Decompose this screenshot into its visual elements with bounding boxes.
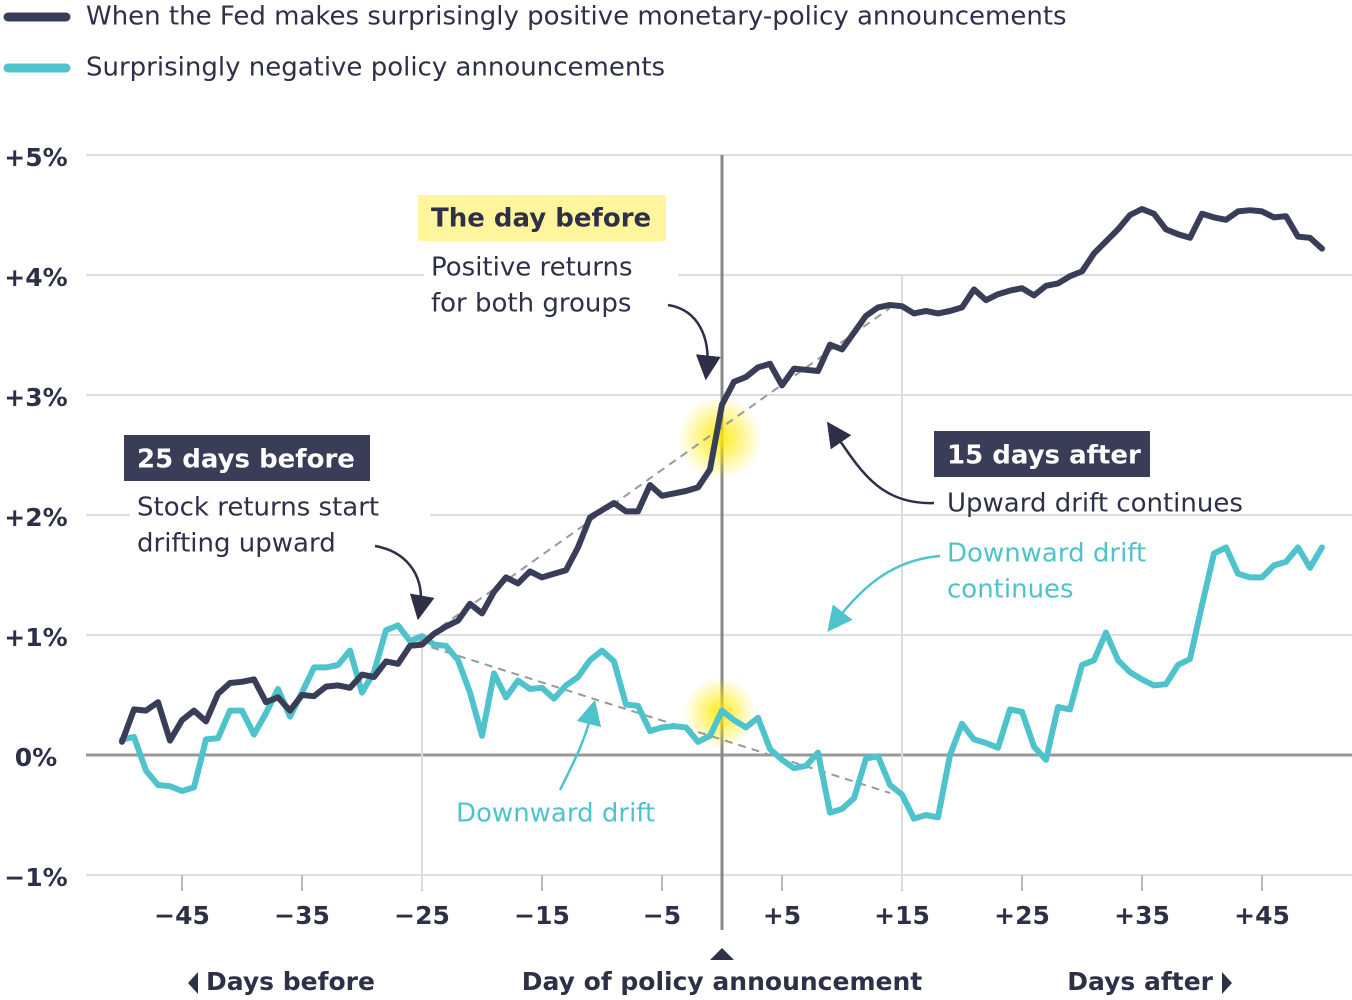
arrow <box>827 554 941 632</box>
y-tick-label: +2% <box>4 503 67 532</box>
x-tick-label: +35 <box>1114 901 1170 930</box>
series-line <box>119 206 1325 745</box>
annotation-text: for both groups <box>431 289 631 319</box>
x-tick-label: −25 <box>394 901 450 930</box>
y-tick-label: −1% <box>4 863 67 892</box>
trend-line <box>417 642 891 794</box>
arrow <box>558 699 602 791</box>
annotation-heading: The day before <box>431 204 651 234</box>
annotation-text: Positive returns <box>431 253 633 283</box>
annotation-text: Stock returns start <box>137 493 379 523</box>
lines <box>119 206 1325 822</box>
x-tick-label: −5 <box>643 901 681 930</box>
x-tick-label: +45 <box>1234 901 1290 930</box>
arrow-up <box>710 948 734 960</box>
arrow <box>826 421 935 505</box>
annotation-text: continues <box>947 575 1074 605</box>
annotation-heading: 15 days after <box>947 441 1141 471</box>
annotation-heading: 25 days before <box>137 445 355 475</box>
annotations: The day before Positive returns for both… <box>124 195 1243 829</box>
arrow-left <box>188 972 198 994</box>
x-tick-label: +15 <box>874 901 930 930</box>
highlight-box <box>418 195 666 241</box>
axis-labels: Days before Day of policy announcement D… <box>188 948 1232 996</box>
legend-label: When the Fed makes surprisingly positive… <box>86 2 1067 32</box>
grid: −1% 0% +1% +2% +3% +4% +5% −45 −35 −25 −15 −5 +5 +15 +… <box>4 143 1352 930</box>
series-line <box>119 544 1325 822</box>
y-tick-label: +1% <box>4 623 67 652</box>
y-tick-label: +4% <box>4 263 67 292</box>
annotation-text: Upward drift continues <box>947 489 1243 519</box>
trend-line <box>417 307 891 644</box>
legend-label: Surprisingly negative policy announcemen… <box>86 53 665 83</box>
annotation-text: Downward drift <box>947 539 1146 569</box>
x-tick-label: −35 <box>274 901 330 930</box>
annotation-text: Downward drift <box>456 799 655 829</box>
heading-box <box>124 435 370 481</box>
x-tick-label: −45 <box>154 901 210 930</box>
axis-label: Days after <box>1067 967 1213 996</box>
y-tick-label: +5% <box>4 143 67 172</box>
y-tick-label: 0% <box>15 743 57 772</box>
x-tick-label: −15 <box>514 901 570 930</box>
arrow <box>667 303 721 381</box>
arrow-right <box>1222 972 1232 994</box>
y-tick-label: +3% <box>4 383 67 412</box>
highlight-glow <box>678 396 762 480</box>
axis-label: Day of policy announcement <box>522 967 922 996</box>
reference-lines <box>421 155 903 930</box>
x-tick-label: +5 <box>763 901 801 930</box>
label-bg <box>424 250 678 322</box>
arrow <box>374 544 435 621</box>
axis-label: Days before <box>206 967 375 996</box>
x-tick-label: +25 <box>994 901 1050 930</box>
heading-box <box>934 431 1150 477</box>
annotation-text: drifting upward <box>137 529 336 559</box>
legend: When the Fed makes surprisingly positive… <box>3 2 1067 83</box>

* * *

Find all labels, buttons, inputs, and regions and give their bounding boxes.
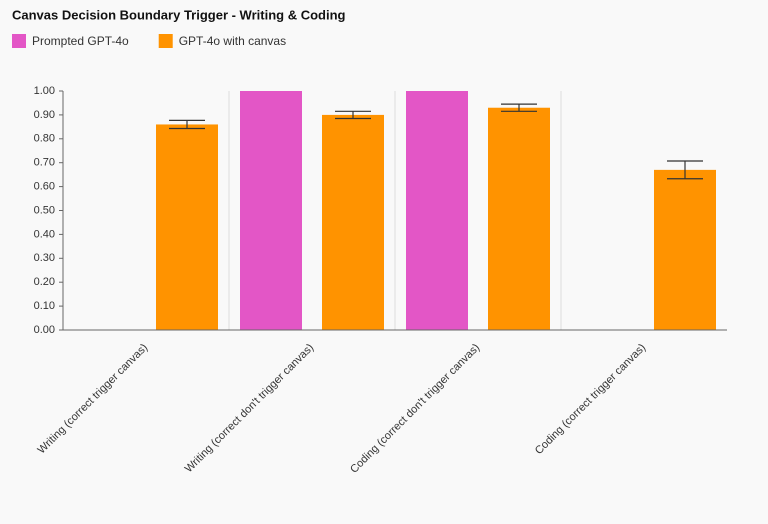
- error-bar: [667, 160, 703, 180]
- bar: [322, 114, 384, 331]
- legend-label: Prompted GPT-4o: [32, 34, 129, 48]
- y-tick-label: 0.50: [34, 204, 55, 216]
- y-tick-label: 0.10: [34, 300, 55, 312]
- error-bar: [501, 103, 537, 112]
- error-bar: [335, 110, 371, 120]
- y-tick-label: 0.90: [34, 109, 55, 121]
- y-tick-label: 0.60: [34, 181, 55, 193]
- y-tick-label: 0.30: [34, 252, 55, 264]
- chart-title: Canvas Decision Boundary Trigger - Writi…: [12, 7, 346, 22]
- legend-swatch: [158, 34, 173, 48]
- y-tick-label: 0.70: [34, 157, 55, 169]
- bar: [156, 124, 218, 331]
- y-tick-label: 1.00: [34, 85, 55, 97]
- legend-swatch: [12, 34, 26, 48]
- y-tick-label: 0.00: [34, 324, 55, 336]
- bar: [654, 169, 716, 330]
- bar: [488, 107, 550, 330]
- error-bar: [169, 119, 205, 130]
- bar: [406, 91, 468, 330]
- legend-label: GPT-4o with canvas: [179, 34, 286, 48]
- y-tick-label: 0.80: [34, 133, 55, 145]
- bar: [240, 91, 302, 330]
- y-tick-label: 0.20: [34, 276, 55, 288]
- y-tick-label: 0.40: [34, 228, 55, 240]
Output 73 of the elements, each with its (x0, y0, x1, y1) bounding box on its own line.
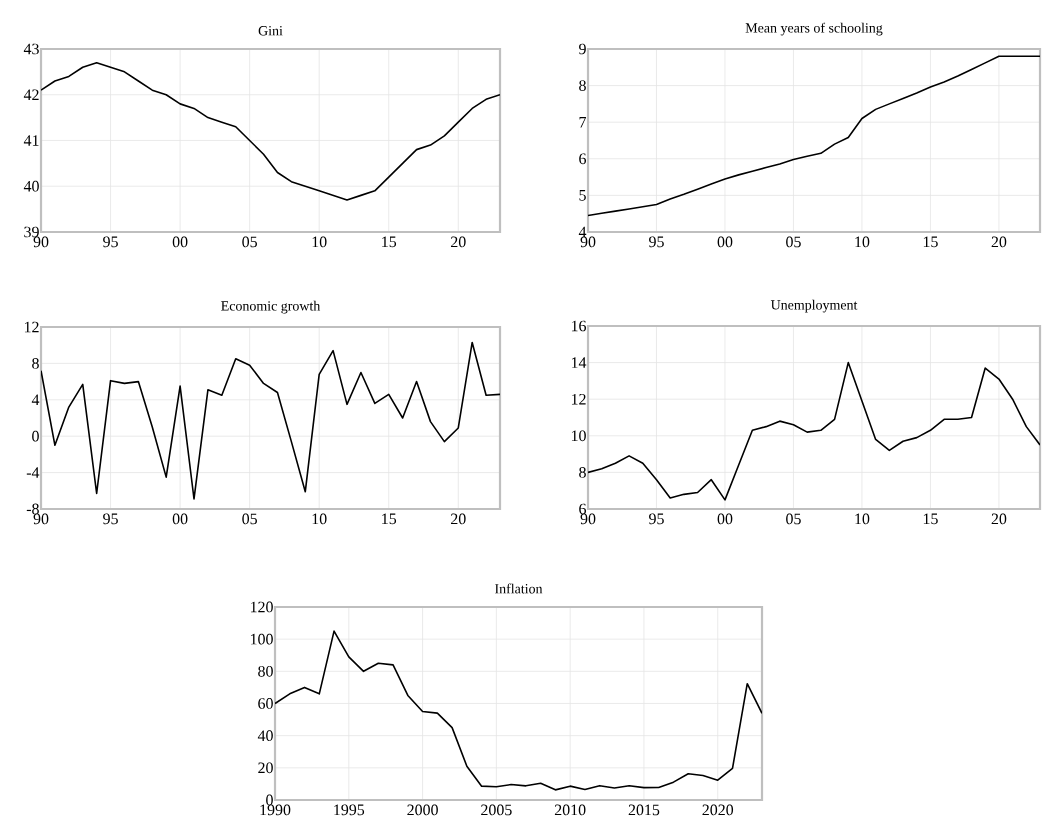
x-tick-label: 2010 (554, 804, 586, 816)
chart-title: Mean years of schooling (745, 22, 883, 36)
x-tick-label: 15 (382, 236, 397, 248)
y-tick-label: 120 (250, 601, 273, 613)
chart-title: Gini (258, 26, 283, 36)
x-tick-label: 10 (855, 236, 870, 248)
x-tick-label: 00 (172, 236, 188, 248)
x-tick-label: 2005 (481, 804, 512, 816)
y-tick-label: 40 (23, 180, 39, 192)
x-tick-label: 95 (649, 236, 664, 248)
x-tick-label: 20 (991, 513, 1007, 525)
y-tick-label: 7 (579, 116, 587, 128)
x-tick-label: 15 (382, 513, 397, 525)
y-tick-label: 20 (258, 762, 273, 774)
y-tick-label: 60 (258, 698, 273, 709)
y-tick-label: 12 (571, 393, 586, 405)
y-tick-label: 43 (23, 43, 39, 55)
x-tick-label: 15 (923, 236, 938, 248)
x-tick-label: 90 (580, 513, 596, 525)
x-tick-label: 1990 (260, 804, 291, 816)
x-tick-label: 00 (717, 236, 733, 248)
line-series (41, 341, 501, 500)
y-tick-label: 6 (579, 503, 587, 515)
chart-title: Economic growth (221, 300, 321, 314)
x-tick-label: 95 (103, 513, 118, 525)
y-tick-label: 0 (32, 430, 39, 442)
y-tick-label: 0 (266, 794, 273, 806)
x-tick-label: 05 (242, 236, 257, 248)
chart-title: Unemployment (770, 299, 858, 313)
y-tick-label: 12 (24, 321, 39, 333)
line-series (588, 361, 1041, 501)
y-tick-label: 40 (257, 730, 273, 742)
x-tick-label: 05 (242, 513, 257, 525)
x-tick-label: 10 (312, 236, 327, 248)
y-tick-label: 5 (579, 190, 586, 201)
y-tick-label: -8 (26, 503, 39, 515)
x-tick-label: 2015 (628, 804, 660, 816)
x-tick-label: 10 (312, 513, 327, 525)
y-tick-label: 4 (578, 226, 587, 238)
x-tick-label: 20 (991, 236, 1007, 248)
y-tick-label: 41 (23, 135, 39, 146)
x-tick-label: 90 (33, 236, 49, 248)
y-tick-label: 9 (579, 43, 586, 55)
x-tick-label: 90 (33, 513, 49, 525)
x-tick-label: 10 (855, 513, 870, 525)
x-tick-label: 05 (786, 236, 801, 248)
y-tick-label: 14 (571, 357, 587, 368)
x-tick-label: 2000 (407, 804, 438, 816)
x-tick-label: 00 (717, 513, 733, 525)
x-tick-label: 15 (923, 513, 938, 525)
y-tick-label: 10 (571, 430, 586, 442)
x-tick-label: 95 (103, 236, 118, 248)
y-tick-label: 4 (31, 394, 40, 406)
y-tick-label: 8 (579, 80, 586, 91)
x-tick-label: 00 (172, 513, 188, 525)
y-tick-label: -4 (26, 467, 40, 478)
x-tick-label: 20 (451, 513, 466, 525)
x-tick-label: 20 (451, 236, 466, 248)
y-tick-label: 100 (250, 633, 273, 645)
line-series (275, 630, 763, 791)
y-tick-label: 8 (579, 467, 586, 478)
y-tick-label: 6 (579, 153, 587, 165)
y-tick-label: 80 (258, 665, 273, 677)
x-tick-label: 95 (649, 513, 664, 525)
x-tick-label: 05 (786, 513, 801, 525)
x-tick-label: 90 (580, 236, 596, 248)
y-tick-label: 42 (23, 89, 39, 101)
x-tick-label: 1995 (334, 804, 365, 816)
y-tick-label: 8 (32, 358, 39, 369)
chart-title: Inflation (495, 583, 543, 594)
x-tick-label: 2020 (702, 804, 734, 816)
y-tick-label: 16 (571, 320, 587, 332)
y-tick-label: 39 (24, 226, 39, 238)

GOAL ▸ Copy the rows starting at the one that contains "- error-bar: [667, 160, 703, 180]" and ending at the one that contains "- y-tick-label: 0.20: [34, 276, 55, 288]", keeping both of those rows and every character unchanged.

RESPONSE TO THIS EXERCISE ▸
- error-bar: [667, 160, 703, 180]
- bar: [322, 114, 384, 331]
- legend-label: Prompted GPT-4o: [32, 34, 129, 48]
- y-tick-label: 0.50: [34, 204, 55, 216]
- y-tick-label: 0.10: [34, 300, 55, 312]
- error-bar: [501, 103, 537, 112]
- error-bar: [335, 110, 371, 120]
- y-tick-label: 0.90: [34, 109, 55, 121]
- y-tick-label: 0.60: [34, 181, 55, 193]
- y-tick-label: 0.30: [34, 252, 55, 264]
- chart-title: Canvas Decision Boundary Trigger - Writi…: [12, 7, 346, 22]
- legend-swatch: [158, 34, 173, 48]
- y-tick-label: 0.70: [34, 157, 55, 169]
- bar: [156, 124, 218, 331]
- y-tick-label: 1.00: [34, 85, 55, 97]
- legend-swatch: [12, 34, 26, 48]
- y-tick-label: 0.00: [34, 324, 55, 336]
- bar: [654, 169, 716, 330]
- bar: [488, 107, 550, 330]
- error-bar: [169, 119, 205, 130]
- bar: [406, 91, 468, 330]
- legend-label: GPT-4o with canvas: [179, 34, 286, 48]
- y-tick-label: 0.80: [34, 133, 55, 145]
- bar: [240, 91, 302, 330]
- y-tick-label: 0.20: [34, 276, 55, 288]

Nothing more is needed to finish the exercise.